Activity:
Copy every line of the entries that has the string "this" in it.
Exercise material START
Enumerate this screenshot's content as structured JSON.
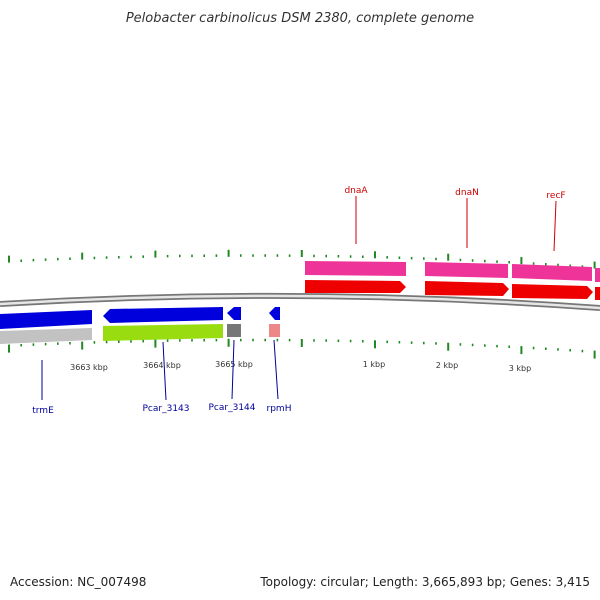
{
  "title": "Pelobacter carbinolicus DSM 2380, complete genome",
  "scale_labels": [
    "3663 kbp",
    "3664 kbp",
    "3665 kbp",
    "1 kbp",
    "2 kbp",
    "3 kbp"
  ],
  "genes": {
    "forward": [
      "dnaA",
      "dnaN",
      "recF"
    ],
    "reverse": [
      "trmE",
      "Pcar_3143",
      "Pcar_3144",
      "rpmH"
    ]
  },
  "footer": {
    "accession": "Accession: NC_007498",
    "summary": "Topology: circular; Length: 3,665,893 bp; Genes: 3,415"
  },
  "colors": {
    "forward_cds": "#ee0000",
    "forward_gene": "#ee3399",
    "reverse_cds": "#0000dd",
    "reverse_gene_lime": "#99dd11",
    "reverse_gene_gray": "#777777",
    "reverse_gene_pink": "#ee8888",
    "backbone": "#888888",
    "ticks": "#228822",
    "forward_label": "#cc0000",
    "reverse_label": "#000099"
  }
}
Exercise material END
Exercise material START
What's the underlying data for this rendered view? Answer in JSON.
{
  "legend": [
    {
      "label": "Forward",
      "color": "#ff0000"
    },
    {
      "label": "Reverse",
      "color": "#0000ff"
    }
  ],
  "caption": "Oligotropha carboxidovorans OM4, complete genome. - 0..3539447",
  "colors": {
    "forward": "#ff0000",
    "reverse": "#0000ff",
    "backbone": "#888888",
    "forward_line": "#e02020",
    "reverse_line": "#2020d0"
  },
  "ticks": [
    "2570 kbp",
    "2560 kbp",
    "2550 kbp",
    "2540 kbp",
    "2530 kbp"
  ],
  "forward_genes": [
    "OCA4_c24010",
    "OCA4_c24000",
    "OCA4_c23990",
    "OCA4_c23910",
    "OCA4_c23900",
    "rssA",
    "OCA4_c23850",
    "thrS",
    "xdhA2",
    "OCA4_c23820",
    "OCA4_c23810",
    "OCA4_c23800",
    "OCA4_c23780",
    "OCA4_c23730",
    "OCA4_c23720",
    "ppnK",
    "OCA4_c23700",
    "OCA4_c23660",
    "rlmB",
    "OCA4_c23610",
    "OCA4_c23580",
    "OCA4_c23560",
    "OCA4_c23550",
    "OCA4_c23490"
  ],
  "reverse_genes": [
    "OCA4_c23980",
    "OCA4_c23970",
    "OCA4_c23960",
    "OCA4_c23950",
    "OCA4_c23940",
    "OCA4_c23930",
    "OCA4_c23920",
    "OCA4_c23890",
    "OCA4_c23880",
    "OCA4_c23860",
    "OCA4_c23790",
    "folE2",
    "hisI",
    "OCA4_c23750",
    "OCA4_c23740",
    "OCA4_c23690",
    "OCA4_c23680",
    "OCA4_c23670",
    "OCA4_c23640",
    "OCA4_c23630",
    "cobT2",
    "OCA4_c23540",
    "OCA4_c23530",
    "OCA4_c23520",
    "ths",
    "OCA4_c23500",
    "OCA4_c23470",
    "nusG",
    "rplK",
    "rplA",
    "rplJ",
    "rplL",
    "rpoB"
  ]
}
Exercise material END
Result:
Enumerate this screenshot's content as structured JSON.
What's the underlying data for this rendered view? Answer in JSON.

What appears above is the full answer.